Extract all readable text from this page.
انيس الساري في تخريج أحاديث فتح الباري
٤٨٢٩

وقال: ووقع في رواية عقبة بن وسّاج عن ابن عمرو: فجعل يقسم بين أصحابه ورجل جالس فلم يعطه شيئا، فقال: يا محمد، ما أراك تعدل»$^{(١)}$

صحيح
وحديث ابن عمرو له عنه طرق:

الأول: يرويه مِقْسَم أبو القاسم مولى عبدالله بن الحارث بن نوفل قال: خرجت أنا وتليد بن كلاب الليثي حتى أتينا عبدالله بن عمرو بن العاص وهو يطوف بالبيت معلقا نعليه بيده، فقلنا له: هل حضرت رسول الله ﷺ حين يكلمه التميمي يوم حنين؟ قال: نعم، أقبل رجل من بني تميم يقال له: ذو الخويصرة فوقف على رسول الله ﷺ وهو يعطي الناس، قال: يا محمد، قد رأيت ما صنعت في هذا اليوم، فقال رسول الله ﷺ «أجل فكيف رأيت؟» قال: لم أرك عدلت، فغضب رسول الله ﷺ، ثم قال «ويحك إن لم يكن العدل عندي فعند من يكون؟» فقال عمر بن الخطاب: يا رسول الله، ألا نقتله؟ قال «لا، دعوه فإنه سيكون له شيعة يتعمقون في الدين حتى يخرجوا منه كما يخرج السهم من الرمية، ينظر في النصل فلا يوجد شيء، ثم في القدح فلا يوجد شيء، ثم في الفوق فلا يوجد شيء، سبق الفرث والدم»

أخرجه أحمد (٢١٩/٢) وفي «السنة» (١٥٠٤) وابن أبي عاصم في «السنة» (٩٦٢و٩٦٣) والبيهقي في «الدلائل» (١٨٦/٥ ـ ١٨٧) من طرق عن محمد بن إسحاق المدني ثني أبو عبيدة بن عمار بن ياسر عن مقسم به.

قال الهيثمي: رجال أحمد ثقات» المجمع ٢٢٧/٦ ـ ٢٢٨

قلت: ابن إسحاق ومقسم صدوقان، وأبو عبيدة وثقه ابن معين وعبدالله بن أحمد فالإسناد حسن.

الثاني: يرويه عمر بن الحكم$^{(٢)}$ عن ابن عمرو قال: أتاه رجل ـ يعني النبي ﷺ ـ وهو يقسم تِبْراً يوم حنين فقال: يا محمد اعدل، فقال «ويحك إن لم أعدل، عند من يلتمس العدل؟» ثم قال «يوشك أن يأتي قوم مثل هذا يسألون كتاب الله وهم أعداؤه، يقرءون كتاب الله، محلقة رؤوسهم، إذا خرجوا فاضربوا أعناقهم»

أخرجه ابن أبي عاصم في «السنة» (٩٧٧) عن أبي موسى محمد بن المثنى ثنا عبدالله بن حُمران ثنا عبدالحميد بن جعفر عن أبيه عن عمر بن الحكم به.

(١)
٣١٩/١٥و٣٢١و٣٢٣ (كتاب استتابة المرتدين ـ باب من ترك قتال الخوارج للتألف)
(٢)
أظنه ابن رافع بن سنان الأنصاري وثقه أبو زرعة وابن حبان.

REQUIREMENTS -> Repeat every line of the records above exactly.

COMPLETE ANSWER ->
Extract all readable text from this page.
انيس الساري في تخريج أحاديث فتح الباري
٤٨٢٩

وقال: ووقع في رواية عقبة بن وسّاج عن ابن عمرو: فجعل يقسم بين أصحابه ورجل جالس فلم يعطه شيئا، فقال: يا محمد، ما أراك تعدل»$^{(١)}$

صحيح
وحديث ابن عمرو له عنه طرق:

الأول: يرويه مِقْسَم أبو القاسم مولى عبدالله بن الحارث بن نوفل قال: خرجت أنا وتليد بن كلاب الليثي حتى أتينا عبدالله بن عمرو بن العاص وهو يطوف بالبيت معلقا نعليه بيده، فقلنا له: هل حضرت رسول الله ﷺ حين يكلمه التميمي يوم حنين؟ قال: نعم، أقبل رجل من بني تميم يقال له: ذو الخويصرة فوقف على رسول الله ﷺ وهو يعطي الناس، قال: يا محمد، قد رأيت ما صنعت في هذا اليوم، فقال رسول الله ﷺ «أجل فكيف رأيت؟» قال: لم أرك عدلت، فغضب رسول الله ﷺ، ثم قال «ويحك إن لم يكن العدل عندي فعند من يكون؟» فقال عمر بن الخطاب: يا رسول الله، ألا نقتله؟ قال «لا، دعوه فإنه سيكون له شيعة يتعمقون في الدين حتى يخرجوا منه كما يخرج السهم من الرمية، ينظر في النصل فلا يوجد شيء، ثم في القدح فلا يوجد شيء، ثم في الفوق فلا يوجد شيء، سبق الفرث والدم»

أخرجه أحمد (٢١٩/٢) وفي «السنة» (١٥٠٤) وابن أبي عاصم في «السنة» (٩٦٢و٩٦٣) والبيهقي في «الدلائل» (١٨٦/٥ ـ ١٨٧) من طرق عن محمد بن إسحاق المدني ثني أبو عبيدة بن عمار بن ياسر عن مقسم به.

قال الهيثمي: رجال أحمد ثقات» المجمع ٢٢٧/٦ ـ ٢٢٨

قلت: ابن إسحاق ومقسم صدوقان، وأبو عبيدة وثقه ابن معين وعبدالله بن أحمد فالإسناد حسن.

الثاني: يرويه عمر بن الحكم$^{(٢)}$ عن ابن عمرو قال: أتاه رجل ـ يعني النبي ﷺ ـ وهو يقسم تِبْراً يوم حنين فقال: يا محمد اعدل، فقال «ويحك إن لم أعدل، عند من يلتمس العدل؟» ثم قال «يوشك أن يأتي قوم مثل هذا يسألون كتاب الله وهم أعداؤه، يقرءون كتاب الله، محلقة رؤوسهم، إذا خرجوا فاضربوا أعناقهم»

أخرجه ابن أبي عاصم في «السنة» (٩٧٧) عن أبي موسى محمد بن المثنى ثنا عبدالله بن حُمران ثنا عبدالحميد بن جعفر عن أبيه عن عمر بن الحكم به.

(١)
٣١٩/١٥و٣٢١و٣٢٣ (كتاب استتابة المرتدين ـ باب من ترك قتال الخوارج للتألف)
(٢)
أظنه ابن رافع بن سنان الأنصاري وثقه أبو زرعة وابن حبان.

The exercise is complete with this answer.